>>>>>

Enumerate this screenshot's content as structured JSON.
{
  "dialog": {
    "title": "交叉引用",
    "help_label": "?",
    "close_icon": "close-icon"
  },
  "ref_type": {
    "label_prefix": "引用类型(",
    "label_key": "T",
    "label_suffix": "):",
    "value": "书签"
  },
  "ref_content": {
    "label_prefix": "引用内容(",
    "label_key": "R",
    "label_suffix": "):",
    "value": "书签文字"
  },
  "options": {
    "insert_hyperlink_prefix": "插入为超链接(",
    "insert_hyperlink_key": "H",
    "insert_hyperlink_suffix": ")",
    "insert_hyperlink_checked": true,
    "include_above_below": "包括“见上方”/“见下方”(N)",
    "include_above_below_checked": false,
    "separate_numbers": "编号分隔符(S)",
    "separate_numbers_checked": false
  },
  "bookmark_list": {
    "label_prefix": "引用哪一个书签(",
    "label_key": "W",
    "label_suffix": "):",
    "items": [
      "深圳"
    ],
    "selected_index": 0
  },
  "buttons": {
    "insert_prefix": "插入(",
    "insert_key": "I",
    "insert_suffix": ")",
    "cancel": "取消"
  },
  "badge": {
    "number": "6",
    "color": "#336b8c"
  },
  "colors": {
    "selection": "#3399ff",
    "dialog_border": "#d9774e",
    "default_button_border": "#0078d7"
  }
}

<<<<<

### Stated exercise
Please reproduce every line of the material word for word.

### The solution
Enumerate this screenshot's content as structured JSON.
{
  "dialog": {
    "title": "交叉引用",
    "help_label": "?",
    "close_icon": "close-icon"
  },
  "ref_type": {
    "label_prefix": "引用类型(",
    "label_key": "T",
    "label_suffix": "):",
    "value": "书签"
  },
  "ref_content": {
    "label_prefix": "引用内容(",
    "label_key": "R",
    "label_suffix": "):",
    "value": "书签文字"
  },
  "options": {
    "insert_hyperlink_prefix": "插入为超链接(",
    "insert_hyperlink_key": "H",
    "insert_hyperlink_suffix": ")",
    "insert_hyperlink_checked": true,
    "include_above_below": "包括“见上方”/“见下方”(N)",
    "include_above_below_checked": false,
    "separate_numbers": "编号分隔符(S)",
    "separate_numbers_checked": false
  },
  "bookmark_list": {
    "label_prefix": "引用哪一个书签(",
    "label_key": "W",
    "label_suffix": "):",
    "items": [
      "深圳"
    ],
    "selected_index": 0
  },
  "buttons": {
    "insert_prefix": "插入(",
    "insert_key": "I",
    "insert_suffix": ")",
    "cancel": "取消"
  },
  "badge": {
    "number": "6",
    "color": "#336b8c"
  },
  "colors": {
    "selection": "#3399ff",
    "dialog_border": "#d9774e",
    "default_button_border": "#0078d7"
  }
}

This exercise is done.